--- Begin ---

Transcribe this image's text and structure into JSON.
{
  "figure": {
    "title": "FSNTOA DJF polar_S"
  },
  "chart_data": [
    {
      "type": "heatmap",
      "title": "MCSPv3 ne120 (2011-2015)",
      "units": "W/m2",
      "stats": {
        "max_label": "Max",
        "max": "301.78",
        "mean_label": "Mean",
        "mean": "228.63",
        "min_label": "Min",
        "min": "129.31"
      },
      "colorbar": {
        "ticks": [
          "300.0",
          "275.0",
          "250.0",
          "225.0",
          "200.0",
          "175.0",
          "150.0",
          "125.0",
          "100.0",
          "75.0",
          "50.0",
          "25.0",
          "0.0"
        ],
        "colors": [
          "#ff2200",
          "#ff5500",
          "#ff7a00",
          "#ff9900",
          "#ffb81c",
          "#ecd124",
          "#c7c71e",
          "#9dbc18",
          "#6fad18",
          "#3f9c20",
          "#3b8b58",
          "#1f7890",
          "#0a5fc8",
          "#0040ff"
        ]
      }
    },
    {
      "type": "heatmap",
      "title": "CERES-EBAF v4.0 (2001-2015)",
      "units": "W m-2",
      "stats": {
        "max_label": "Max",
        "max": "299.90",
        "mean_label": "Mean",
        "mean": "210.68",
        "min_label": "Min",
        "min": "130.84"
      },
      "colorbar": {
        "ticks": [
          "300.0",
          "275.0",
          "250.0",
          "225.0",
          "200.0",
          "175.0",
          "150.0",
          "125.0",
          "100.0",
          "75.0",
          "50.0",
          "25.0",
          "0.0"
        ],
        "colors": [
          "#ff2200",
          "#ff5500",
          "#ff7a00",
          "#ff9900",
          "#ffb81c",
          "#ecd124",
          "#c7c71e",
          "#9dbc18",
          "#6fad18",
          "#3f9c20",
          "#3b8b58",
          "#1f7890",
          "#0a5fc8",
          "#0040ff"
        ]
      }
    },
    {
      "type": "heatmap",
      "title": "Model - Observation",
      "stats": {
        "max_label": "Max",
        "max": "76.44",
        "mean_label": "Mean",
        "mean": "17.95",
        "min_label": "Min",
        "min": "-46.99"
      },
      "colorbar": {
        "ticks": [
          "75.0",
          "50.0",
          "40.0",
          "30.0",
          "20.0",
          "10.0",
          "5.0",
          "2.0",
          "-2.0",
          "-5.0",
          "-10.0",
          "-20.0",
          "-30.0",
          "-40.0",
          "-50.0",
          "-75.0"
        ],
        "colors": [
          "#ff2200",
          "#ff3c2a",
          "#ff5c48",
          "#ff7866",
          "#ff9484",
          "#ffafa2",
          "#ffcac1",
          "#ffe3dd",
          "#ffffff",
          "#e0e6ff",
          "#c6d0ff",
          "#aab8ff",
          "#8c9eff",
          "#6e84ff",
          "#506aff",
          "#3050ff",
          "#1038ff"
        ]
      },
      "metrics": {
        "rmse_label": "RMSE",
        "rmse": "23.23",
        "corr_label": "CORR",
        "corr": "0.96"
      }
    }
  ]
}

--- End ---

Restate the listing above word for word.

__Finished answer__.
Transcribe this image's text and structure into JSON.
{
  "figure": {
    "title": "FSNTOA DJF polar_S"
  },
  "chart_data": [
    {
      "type": "heatmap",
      "title": "MCSPv3 ne120 (2011-2015)",
      "units": "W/m2",
      "stats": {
        "max_label": "Max",
        "max": "301.78",
        "mean_label": "Mean",
        "mean": "228.63",
        "min_label": "Min",
        "min": "129.31"
      },
      "colorbar": {
        "ticks": [
          "300.0",
          "275.0",
          "250.0",
          "225.0",
          "200.0",
          "175.0",
          "150.0",
          "125.0",
          "100.0",
          "75.0",
          "50.0",
          "25.0",
          "0.0"
        ],
        "colors": [
          "#ff2200",
          "#ff5500",
          "#ff7a00",
          "#ff9900",
          "#ffb81c",
          "#ecd124",
          "#c7c71e",
          "#9dbc18",
          "#6fad18",
          "#3f9c20",
          "#3b8b58",
          "#1f7890",
          "#0a5fc8",
          "#0040ff"
        ]
      }
    },
    {
      "type": "heatmap",
      "title": "CERES-EBAF v4.0 (2001-2015)",
      "units": "W m-2",
      "stats": {
        "max_label": "Max",
        "max": "299.90",
        "mean_label": "Mean",
        "mean": "210.68",
        "min_label": "Min",
        "min": "130.84"
      },
      "colorbar": {
        "ticks": [
          "300.0",
          "275.0",
          "250.0",
          "225.0",
          "200.0",
          "175.0",
          "150.0",
          "125.0",
          "100.0",
          "75.0",
          "50.0",
          "25.0",
          "0.0"
        ],
        "colors": [
          "#ff2200",
          "#ff5500",
          "#ff7a00",
          "#ff9900",
          "#ffb81c",
          "#ecd124",
          "#c7c71e",
          "#9dbc18",
          "#6fad18",
          "#3f9c20",
          "#3b8b58",
          "#1f7890",
          "#0a5fc8",
          "#0040ff"
        ]
      }
    },
    {
      "type": "heatmap",
      "title": "Model - Observation",
      "stats": {
        "max_label": "Max",
        "max": "76.44",
        "mean_label": "Mean",
        "mean": "17.95",
        "min_label": "Min",
        "min": "-46.99"
      },
      "colorbar": {
        "ticks": [
          "75.0",
          "50.0",
          "40.0",
          "30.0",
          "20.0",
          "10.0",
          "5.0",
          "2.0",
          "-2.0",
          "-5.0",
          "-10.0",
          "-20.0",
          "-30.0",
          "-40.0",
          "-50.0",
          "-75.0"
        ],
        "colors": [
          "#ff2200",
          "#ff3c2a",
          "#ff5c48",
          "#ff7866",
          "#ff9484",
          "#ffafa2",
          "#ffcac1",
          "#ffe3dd",
          "#ffffff",
          "#e0e6ff",
          "#c6d0ff",
          "#aab8ff",
          "#8c9eff",
          "#6e84ff",
          "#506aff",
          "#3050ff",
          "#1038ff"
        ]
      },
      "metrics": {
        "rmse_label": "RMSE",
        "rmse": "23.23",
        "corr_label": "CORR",
        "corr": "0.96"
      }
    }
  ]
}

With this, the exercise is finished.